→ WRITTEN TASK
Rewrite the records below as a numbered list, one item per line, with any blank lines omitted.

→ RECORDS SHOWN
* * * * * * * * *

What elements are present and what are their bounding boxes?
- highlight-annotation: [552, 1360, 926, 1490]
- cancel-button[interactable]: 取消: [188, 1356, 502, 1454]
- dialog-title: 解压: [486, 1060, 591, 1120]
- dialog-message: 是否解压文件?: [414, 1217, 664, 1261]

* * * * * * * * *

→ EXERCISE ANSWER
1. What elements are present and what are their bounding boxes?
2. - highlight-annotation: [552, 1360, 926, 1490]
3. - cancel-button[interactable]: 取消: [188, 1356, 502, 1454]
4. - dialog-title: 解压: [486, 1060, 591, 1120]
5. - dialog-message: 是否解压文件?: [414, 1217, 664, 1261]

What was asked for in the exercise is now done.